Transcribe the records below exactly as they appear, omitting any pictures.

□ □ □ □ □

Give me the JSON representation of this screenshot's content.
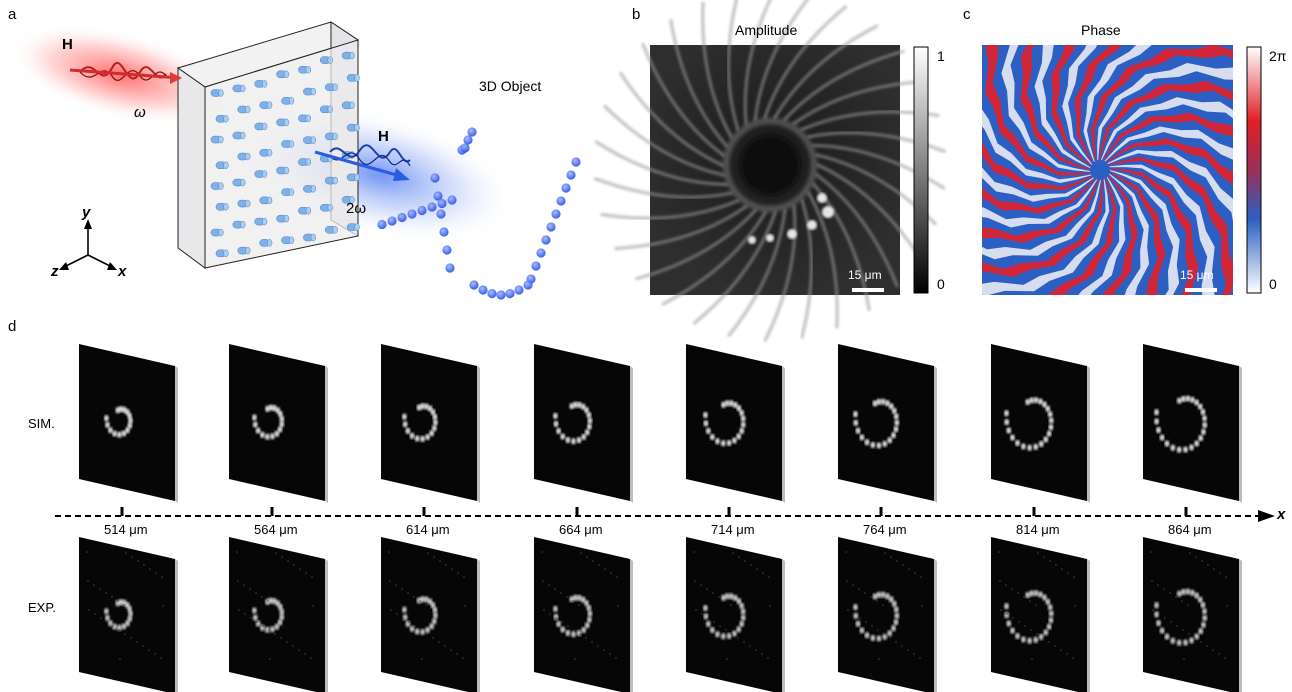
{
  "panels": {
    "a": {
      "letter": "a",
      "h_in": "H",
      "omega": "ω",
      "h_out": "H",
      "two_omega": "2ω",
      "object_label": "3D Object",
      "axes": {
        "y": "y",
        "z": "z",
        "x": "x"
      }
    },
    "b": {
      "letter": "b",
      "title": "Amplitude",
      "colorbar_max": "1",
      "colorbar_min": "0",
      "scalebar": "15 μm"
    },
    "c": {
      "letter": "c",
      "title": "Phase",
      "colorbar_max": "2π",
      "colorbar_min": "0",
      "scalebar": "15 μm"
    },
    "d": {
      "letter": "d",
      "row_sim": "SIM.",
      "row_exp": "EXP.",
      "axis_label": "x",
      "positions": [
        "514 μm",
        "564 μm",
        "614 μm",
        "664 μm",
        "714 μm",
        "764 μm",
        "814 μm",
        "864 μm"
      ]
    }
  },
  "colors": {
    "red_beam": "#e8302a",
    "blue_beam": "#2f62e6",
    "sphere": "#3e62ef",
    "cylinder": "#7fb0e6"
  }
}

□ □ □ □ □

OUTPUT OF THE EXERCISE:
Give me the JSON representation of this screenshot's content.
{
  "panels": {
    "a": {
      "letter": "a",
      "h_in": "H",
      "omega": "ω",
      "h_out": "H",
      "two_omega": "2ω",
      "object_label": "3D Object",
      "axes": {
        "y": "y",
        "z": "z",
        "x": "x"
      }
    },
    "b": {
      "letter": "b",
      "title": "Amplitude",
      "colorbar_max": "1",
      "colorbar_min": "0",
      "scalebar": "15 μm"
    },
    "c": {
      "letter": "c",
      "title": "Phase",
      "colorbar_max": "2π",
      "colorbar_min": "0",
      "scalebar": "15 μm"
    },
    "d": {
      "letter": "d",
      "row_sim": "SIM.",
      "row_exp": "EXP.",
      "axis_label": "x",
      "positions": [
        "514 μm",
        "564 μm",
        "614 μm",
        "664 μm",
        "714 μm",
        "764 μm",
        "814 μm",
        "864 μm"
      ]
    }
  },
  "colors": {
    "red_beam": "#e8302a",
    "blue_beam": "#2f62e6",
    "sphere": "#3e62ef",
    "cylinder": "#7fb0e6"
  }
}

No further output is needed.